_Task brief_
Copy the stretch of the dowry abuse factsheet below from "Domestic and family violence are" through "under any circumstances." word for word.

_Exercise text_
Dowry Abuse factsheet
Dowry-related violence or harassment is a form of domestic and family violence.
Dowry traditions can differ across countries and cultures.
‘Dowry’ is a practice referring to money, property or gifts that are typically transferred by a woman’s family to her husband upon marriage. The use of dowry in itself is not a form of abuse.
Any act of coercion, violence or harassment associated with the giving or receiving of dowry at any time before, during or after marriage is a form of abuse. Dowry-related abuse commonly involves claims that dowry was not paid and coercive demands for further money or gifts from a woman and her extended family.
Domestic and family violence are crimes against the law in Australia. A person who commits these crimes can go to jail, whether they are a man or a woman.
The Australian Government does not tolerate dowry-related violence or harassment under any circumstances.
The Australian Government takes the issue of family violence, including dowry-related violence and harassment, very seriously. All Australians have the right to live without violence, fear or coercion, regardless of their religious and cultural practices and beliefs.

_Stored data_
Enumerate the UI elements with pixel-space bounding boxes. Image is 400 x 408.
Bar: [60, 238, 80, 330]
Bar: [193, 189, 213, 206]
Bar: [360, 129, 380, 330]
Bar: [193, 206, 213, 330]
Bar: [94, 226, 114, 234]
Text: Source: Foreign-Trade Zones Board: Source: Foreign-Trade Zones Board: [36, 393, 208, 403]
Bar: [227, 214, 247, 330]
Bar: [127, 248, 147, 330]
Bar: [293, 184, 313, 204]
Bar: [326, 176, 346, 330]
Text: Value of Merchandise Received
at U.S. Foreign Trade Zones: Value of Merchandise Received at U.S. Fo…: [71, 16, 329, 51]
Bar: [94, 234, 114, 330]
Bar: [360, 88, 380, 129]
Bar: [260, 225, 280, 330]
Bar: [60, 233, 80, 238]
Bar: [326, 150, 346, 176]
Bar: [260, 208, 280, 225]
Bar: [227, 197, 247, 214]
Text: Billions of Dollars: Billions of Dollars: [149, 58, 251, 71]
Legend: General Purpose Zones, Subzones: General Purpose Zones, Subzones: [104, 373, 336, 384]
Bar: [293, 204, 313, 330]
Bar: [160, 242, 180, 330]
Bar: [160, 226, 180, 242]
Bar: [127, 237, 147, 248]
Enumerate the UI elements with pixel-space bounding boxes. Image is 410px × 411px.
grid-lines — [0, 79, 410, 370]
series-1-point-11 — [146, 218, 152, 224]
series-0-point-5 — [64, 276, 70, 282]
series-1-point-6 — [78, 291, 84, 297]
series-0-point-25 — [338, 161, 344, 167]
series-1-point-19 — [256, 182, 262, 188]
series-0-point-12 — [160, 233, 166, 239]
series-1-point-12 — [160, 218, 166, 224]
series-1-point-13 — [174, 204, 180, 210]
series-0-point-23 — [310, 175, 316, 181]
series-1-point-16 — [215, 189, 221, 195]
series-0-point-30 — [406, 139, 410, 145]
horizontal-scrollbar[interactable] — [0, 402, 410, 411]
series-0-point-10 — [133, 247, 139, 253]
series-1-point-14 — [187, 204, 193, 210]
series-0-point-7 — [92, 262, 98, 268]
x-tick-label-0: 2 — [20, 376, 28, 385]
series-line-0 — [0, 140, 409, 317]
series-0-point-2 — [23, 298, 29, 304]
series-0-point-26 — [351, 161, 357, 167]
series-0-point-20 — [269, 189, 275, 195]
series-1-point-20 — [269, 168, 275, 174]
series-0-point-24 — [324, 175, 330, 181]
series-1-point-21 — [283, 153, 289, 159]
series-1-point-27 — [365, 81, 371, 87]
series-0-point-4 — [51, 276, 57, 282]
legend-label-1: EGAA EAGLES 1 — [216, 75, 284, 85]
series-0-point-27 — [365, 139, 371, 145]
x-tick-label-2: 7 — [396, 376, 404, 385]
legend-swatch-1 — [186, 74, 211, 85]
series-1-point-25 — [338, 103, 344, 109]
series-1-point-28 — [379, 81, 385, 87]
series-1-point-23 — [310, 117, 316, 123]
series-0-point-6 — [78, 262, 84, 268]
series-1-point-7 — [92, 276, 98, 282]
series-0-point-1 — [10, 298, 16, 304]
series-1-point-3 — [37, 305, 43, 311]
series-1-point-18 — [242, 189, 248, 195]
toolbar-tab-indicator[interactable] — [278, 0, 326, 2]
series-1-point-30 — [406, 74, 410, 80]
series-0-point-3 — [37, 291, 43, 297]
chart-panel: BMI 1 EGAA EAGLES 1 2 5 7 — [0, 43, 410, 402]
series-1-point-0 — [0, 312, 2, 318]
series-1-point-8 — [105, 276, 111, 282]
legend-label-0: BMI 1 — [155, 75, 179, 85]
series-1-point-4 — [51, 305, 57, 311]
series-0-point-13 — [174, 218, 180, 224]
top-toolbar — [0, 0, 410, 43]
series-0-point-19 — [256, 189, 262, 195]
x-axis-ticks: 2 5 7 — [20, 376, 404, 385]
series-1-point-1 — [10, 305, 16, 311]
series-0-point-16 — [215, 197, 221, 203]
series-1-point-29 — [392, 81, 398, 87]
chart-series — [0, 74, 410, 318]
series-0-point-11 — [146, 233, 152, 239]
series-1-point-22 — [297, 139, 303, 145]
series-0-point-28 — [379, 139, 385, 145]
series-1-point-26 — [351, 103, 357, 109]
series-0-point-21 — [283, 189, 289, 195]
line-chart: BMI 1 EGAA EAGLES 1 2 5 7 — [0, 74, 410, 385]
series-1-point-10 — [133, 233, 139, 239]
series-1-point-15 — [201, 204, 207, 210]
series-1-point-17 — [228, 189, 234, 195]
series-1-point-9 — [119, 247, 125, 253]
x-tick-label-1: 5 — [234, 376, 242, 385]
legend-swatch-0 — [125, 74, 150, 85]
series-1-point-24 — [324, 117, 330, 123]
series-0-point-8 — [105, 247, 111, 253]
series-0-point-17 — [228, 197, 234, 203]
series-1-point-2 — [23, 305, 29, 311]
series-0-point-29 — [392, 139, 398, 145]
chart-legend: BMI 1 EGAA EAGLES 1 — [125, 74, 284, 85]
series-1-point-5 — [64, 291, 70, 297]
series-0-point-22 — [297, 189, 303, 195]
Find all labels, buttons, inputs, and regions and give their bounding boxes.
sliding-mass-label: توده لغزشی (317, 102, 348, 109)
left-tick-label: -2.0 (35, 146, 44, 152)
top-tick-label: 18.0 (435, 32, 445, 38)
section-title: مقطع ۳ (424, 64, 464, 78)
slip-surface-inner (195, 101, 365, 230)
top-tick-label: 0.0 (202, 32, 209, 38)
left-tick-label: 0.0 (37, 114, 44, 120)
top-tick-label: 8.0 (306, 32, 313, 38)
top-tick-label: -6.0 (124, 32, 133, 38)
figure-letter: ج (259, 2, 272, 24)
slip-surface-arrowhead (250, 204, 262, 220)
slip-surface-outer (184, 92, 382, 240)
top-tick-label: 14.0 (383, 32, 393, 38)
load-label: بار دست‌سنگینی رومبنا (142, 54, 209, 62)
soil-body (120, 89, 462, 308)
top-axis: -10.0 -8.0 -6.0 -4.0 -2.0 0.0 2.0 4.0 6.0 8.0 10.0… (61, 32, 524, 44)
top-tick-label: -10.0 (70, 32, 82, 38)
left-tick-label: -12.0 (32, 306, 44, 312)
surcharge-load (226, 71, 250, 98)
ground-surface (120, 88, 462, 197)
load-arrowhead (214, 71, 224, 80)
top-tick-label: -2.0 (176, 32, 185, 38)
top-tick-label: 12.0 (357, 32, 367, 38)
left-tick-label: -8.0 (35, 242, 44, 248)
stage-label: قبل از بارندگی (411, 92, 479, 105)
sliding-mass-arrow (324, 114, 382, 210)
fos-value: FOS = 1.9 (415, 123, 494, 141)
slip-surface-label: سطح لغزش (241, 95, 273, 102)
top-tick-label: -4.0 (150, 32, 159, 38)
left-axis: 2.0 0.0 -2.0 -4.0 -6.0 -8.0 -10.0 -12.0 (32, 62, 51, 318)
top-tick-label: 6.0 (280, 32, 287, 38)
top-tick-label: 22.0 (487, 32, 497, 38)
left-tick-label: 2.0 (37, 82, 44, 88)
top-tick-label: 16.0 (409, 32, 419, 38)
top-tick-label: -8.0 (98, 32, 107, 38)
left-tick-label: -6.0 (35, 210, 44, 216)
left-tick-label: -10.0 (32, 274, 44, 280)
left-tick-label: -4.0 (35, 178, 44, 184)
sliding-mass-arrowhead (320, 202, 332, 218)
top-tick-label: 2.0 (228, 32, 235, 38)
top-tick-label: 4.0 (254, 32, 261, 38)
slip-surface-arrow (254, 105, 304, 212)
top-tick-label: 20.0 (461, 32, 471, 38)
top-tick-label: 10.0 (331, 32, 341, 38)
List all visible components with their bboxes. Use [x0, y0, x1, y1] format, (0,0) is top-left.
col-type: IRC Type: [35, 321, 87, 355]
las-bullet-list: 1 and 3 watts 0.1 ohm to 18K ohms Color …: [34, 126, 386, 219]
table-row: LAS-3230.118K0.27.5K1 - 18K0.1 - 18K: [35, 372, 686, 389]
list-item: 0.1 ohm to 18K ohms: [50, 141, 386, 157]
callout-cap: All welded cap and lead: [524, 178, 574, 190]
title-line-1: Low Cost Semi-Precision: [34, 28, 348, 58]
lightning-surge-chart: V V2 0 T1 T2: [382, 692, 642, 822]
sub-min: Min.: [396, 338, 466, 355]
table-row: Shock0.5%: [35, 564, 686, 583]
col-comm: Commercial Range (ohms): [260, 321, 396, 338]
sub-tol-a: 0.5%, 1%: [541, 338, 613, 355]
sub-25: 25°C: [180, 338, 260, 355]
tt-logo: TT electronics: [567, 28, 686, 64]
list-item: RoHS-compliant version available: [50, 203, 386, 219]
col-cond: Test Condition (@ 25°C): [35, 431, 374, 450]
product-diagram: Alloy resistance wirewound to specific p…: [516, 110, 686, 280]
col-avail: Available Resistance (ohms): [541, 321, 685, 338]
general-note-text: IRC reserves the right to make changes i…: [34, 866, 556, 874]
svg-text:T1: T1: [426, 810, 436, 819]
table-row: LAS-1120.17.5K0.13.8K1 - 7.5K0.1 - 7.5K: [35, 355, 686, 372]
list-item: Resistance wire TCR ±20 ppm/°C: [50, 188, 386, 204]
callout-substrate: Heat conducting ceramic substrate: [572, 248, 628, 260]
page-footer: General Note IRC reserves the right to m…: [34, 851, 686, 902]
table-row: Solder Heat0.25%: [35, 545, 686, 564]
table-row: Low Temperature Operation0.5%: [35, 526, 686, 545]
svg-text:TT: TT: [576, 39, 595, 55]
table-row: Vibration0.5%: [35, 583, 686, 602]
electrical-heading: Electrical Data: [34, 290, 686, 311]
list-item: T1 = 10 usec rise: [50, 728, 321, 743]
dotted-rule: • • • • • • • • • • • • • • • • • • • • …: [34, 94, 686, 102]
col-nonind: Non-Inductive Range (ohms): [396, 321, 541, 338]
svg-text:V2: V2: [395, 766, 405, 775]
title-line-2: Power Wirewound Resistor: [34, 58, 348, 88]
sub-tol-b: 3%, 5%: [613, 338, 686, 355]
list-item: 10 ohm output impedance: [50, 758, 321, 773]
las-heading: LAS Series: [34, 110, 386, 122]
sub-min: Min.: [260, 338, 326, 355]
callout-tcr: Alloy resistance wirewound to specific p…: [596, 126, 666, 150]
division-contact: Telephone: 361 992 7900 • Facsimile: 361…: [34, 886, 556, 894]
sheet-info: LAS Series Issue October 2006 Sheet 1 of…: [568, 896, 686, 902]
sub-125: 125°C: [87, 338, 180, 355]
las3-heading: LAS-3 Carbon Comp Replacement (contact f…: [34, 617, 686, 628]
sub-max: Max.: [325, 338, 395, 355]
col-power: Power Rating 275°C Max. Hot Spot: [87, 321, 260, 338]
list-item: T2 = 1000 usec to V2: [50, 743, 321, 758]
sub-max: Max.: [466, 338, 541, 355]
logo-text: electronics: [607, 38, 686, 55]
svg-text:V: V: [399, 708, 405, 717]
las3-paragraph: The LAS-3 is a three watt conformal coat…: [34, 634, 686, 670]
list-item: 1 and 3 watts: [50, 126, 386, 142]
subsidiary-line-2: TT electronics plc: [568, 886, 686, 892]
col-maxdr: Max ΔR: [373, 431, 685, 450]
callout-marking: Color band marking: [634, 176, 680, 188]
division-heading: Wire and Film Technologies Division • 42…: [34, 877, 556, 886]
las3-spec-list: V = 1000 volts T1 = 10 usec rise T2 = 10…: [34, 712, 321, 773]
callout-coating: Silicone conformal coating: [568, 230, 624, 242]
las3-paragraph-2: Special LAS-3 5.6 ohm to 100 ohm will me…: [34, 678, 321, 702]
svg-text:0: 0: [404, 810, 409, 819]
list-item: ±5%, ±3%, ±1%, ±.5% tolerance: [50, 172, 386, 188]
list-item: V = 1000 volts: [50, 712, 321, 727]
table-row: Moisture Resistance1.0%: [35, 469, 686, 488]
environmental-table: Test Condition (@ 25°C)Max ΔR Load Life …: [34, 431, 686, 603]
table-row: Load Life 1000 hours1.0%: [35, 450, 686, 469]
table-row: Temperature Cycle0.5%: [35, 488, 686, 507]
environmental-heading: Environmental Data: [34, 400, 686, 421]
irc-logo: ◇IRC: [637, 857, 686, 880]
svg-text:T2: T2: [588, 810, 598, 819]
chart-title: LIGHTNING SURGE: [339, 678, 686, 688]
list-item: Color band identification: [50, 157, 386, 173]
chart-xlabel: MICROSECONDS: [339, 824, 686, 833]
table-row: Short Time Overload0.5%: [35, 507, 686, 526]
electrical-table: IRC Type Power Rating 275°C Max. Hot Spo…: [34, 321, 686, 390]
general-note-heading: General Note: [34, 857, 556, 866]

_The completed task_
Domestic and family violence are crimes against the law in Australia. A person who commits these crimes can go to jail, whether they are a man or a woman.
The Australian Government does not tolerate dowry-related violence or harassment under any circumstances.